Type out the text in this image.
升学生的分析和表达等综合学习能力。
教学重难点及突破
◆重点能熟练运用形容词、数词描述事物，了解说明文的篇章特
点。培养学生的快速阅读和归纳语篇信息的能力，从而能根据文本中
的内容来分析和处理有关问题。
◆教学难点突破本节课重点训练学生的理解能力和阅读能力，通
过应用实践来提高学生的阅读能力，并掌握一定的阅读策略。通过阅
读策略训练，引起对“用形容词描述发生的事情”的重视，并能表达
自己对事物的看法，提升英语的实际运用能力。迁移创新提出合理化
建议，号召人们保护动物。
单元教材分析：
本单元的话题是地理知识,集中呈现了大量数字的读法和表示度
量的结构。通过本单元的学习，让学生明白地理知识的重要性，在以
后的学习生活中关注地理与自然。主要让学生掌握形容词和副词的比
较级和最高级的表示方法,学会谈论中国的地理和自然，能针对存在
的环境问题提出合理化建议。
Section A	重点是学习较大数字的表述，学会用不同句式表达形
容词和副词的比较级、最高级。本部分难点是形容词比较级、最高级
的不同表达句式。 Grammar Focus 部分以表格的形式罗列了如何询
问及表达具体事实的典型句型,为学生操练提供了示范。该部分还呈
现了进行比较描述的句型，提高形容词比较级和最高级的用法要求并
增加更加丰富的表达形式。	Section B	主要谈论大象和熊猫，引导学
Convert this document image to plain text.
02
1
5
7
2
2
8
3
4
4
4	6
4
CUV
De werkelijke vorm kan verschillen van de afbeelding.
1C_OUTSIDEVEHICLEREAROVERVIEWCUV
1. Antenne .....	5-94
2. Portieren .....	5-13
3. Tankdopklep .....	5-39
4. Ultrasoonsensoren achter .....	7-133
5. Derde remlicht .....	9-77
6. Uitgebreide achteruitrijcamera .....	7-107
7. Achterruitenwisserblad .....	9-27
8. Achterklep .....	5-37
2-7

§ **Goal**:
Without leaving anything out, quote all the data.

§ **Response to this task**:
Type out the text in this image.
升学生的分析和表达等综合学习能力。
教学重难点及突破
◆重点能熟练运用形容词、数词描述事物，了解说明文的篇章特
点。培养学生的快速阅读和归纳语篇信息的能力，从而能根据文本中
的内容来分析和处理有关问题。
◆教学难点突破本节课重点训练学生的理解能力和阅读能力，通
过应用实践来提高学生的阅读能力，并掌握一定的阅读策略。通过阅
读策略训练，引起对“用形容词描述发生的事情”的重视，并能表达
自己对事物的看法，提升英语的实际运用能力。迁移创新提出合理化
建议，号召人们保护动物。
单元教材分析：
本单元的话题是地理知识,集中呈现了大量数字的读法和表示度
量的结构。通过本单元的学习，让学生明白地理知识的重要性，在以
后的学习生活中关注地理与自然。主要让学生掌握形容词和副词的比
较级和最高级的表示方法,学会谈论中国的地理和自然，能针对存在
的环境问题提出合理化建议。
Section A	重点是学习较大数字的表述，学会用不同句式表达形
容词和副词的比较级、最高级。本部分难点是形容词比较级、最高级
的不同表达句式。 Grammar Focus 部分以表格的形式罗列了如何询
问及表达具体事实的典型句型,为学生操练提供了示范。该部分还呈
现了进行比较描述的句型，提高形容词比较级和最高级的用法要求并
增加更加丰富的表达形式。	Section B	主要谈论大象和熊猫，引导学
Convert this document image to plain text.
02
1
5
7
2
2
8
3
4
4
4	6
4
CUV
De werkelijke vorm kan verschillen van de afbeelding.
1C_OUTSIDEVEHICLEREAROVERVIEWCUV
1. Antenne .....	5-94
2. Portieren .....	5-13
3. Tankdopklep .....	5-39
4. Ultrasoonsensoren achter .....	7-133
5. Derde remlicht .....	9-77
6. Uitgebreide achteruitrijcamera .....	7-107
7. Achterruitenwisserblad .....	9-27
8. Achterklep .....	5-37
2-7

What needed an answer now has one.